WORK TO DO
Count every line in the data below where "caption" occurs, then state that number and nothing more.

==================================================

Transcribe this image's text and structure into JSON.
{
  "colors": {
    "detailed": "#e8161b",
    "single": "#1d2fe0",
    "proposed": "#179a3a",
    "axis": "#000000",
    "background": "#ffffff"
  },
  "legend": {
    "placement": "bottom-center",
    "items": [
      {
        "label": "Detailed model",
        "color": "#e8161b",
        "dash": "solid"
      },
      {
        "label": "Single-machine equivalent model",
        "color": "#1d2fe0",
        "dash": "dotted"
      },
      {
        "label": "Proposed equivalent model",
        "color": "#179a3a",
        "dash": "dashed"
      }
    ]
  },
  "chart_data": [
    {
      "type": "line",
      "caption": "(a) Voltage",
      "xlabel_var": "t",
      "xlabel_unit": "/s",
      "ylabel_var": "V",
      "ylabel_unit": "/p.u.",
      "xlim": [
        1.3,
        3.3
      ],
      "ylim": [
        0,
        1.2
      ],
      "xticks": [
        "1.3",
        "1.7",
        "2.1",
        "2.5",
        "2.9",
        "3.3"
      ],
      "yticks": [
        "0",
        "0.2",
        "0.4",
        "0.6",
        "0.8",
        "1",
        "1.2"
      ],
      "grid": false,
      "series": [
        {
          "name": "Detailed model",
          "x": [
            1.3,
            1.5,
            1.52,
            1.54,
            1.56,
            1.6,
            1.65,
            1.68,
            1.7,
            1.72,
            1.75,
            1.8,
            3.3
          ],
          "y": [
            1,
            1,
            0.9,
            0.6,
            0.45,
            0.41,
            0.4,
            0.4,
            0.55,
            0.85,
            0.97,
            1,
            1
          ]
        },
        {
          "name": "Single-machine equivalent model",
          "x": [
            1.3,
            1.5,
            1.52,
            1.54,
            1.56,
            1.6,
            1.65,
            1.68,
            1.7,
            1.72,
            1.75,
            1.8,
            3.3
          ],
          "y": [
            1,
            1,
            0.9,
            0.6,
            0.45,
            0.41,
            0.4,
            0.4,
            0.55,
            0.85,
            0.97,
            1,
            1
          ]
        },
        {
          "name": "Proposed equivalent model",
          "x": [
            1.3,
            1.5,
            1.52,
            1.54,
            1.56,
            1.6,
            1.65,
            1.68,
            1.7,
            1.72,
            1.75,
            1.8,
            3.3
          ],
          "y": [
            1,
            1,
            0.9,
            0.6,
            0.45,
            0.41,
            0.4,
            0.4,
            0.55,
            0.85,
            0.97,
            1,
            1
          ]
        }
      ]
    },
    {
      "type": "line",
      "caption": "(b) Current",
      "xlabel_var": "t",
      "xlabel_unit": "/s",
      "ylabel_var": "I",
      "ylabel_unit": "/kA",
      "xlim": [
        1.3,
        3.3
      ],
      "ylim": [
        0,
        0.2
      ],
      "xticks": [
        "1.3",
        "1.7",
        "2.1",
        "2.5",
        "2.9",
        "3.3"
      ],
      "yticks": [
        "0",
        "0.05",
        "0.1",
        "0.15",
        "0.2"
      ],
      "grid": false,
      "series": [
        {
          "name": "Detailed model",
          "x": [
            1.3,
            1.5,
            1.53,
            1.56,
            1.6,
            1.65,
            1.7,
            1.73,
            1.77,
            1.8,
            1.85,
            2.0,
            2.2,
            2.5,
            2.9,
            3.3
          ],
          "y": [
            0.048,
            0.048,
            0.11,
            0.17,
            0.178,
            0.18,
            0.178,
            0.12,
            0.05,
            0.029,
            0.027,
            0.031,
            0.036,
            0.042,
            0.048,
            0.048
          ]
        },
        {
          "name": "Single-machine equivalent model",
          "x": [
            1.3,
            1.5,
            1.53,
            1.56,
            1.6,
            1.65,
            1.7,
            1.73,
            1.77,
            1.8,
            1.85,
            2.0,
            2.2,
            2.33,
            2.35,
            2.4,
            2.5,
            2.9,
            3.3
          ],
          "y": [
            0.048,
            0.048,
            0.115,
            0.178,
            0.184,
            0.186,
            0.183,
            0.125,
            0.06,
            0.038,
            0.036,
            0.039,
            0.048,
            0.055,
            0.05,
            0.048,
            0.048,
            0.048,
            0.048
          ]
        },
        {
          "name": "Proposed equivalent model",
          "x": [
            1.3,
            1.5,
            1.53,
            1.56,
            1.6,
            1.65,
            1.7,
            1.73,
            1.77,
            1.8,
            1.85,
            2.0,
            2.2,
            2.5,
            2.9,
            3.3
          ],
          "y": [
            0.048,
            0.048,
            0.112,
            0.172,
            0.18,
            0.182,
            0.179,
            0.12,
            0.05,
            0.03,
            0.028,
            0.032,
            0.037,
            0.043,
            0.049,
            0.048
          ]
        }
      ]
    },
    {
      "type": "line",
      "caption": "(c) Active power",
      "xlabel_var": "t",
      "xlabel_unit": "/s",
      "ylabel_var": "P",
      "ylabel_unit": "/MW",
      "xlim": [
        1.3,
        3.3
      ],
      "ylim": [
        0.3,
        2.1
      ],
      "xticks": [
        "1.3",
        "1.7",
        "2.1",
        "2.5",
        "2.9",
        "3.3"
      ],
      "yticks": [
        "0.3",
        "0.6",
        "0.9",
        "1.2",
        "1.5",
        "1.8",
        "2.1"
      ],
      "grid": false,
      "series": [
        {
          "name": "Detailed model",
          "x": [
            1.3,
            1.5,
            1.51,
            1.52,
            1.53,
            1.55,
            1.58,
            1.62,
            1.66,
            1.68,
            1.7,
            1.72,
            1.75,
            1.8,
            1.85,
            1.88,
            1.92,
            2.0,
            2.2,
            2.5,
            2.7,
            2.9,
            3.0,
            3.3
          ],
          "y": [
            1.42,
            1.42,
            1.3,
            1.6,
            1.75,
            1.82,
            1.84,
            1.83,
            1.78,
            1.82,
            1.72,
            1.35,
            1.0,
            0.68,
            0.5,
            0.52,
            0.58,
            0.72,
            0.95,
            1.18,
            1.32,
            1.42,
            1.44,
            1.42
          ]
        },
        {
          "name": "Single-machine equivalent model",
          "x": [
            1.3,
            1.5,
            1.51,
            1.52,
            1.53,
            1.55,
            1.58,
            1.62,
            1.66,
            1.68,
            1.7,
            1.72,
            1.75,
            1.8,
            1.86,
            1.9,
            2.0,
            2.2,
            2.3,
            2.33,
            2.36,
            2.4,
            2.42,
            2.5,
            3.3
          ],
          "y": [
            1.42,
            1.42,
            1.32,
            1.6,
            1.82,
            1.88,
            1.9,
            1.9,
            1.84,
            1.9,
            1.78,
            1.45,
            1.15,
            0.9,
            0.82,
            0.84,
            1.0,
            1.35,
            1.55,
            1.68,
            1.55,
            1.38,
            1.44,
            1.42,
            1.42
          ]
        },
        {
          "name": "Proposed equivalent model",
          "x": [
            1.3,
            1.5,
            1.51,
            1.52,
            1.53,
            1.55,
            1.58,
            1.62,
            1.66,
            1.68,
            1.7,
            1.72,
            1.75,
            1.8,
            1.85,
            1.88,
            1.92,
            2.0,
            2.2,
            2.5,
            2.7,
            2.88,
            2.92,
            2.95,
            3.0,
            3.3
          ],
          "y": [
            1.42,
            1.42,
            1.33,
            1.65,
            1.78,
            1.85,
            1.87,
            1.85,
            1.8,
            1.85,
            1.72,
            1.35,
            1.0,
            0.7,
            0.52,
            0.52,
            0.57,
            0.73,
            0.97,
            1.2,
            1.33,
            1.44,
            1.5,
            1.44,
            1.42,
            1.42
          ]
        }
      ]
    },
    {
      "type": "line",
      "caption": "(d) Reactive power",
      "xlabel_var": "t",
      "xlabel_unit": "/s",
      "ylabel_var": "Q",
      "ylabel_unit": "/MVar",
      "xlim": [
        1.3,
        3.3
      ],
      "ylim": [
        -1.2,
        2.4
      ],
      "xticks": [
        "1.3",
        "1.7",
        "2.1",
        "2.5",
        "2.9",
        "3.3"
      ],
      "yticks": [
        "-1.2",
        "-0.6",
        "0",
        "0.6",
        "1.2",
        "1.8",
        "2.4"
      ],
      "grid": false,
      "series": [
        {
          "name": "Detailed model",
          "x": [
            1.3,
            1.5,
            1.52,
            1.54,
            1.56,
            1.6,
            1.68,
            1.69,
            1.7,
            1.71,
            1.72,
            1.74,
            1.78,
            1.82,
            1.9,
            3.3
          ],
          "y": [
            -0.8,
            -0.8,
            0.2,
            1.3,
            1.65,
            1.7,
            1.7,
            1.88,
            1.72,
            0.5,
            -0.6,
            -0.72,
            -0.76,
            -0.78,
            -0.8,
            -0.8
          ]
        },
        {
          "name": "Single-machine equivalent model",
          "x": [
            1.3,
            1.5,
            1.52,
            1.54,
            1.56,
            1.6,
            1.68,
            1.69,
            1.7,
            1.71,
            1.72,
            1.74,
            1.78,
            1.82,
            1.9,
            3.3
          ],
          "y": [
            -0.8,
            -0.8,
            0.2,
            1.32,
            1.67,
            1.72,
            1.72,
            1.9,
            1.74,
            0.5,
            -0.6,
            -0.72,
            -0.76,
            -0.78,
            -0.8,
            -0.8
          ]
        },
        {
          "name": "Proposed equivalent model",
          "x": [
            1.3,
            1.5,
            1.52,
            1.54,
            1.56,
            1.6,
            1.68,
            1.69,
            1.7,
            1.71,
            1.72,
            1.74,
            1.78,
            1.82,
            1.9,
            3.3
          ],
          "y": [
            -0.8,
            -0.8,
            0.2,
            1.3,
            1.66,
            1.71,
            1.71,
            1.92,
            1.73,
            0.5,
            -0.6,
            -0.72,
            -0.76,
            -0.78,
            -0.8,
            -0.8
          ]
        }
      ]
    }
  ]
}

==================================================

ANSWER TO THE TASK
4